(Figure dataset records)
● ● ● ● ● ● ●

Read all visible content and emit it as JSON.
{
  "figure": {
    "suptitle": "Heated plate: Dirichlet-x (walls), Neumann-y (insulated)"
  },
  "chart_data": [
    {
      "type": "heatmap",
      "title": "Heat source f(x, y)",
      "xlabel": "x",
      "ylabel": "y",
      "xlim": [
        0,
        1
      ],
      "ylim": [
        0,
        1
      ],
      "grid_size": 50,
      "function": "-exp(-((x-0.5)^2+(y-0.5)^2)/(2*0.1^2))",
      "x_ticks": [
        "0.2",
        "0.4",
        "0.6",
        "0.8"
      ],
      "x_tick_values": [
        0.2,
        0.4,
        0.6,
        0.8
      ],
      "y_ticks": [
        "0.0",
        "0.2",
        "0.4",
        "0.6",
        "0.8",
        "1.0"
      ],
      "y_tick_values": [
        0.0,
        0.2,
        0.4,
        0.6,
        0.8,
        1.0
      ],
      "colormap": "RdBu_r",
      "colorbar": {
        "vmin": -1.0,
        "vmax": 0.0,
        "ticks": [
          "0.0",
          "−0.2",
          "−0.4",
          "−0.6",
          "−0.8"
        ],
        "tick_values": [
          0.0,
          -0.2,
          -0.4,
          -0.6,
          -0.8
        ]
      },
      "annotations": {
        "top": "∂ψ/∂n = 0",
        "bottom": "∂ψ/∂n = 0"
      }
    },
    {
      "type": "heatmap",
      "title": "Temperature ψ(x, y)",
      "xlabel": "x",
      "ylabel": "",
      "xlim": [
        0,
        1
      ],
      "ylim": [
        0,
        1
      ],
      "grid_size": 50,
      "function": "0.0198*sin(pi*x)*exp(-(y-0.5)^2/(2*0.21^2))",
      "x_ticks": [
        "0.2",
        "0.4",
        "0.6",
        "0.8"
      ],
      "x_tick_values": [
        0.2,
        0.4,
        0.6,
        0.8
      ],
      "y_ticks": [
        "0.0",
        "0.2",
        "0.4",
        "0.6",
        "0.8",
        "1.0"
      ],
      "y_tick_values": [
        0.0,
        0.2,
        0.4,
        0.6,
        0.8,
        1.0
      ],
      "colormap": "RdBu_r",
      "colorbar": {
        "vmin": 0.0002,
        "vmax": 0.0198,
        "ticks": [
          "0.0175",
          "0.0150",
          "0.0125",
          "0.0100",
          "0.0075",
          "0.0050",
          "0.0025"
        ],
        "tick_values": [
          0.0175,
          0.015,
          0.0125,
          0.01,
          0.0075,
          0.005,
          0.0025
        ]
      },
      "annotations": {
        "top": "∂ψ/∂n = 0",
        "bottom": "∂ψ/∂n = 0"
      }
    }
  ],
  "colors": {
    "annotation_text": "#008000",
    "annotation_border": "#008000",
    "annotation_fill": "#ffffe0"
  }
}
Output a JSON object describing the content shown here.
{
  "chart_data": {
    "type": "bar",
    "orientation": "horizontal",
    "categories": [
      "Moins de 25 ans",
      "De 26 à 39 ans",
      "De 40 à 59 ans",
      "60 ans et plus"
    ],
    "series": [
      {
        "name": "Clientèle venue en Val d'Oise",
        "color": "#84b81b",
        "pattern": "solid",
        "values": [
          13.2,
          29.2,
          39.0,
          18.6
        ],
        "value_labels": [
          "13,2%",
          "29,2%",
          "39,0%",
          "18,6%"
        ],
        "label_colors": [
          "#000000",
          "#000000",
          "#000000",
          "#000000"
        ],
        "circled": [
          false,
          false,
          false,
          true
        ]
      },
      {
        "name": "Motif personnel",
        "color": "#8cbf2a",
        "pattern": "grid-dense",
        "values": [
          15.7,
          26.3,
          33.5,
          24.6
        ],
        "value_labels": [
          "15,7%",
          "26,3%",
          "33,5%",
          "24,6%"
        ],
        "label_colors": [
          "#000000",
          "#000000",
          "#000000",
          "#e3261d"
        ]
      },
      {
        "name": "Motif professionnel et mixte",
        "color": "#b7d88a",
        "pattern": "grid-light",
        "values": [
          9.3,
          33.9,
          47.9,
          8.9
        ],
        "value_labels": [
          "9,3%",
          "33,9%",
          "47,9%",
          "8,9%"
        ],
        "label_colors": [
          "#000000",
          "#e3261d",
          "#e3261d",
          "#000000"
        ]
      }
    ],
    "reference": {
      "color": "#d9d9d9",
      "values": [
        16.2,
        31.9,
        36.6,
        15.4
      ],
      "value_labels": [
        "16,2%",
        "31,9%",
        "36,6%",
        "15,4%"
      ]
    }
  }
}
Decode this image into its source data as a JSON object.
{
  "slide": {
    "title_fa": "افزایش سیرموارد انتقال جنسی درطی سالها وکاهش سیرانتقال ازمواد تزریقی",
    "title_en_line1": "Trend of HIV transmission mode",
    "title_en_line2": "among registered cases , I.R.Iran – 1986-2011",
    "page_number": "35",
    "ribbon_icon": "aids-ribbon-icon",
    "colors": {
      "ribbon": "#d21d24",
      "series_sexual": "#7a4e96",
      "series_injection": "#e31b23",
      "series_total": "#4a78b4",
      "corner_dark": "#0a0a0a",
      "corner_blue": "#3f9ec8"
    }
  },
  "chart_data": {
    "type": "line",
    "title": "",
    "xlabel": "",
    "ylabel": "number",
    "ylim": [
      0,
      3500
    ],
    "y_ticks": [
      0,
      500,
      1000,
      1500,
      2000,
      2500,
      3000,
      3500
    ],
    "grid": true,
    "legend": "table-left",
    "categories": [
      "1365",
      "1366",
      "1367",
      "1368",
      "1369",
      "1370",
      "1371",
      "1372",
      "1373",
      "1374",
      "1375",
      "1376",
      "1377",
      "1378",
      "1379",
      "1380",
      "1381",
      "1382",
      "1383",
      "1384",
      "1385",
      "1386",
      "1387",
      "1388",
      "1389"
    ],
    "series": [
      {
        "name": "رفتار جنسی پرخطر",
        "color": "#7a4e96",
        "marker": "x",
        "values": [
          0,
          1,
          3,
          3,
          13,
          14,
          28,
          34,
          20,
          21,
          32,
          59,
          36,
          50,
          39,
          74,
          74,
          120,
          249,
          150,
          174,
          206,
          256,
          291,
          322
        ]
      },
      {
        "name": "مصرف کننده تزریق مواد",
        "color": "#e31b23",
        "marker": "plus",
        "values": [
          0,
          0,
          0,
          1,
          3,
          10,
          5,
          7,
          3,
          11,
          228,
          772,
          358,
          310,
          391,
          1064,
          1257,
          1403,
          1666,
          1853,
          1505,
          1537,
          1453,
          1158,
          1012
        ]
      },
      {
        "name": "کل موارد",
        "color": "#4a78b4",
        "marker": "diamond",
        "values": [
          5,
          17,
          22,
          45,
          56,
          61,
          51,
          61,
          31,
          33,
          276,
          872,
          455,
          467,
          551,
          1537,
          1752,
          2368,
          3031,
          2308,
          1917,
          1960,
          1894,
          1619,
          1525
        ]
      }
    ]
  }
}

● ● ● ● ● ● ●

> **EXERCISE**
From the data above, show each line that contains "ribbon".

> **RESPONSE**
    "ribbon_icon": "aids-ribbon-icon",
      "ribbon": "#d21d24",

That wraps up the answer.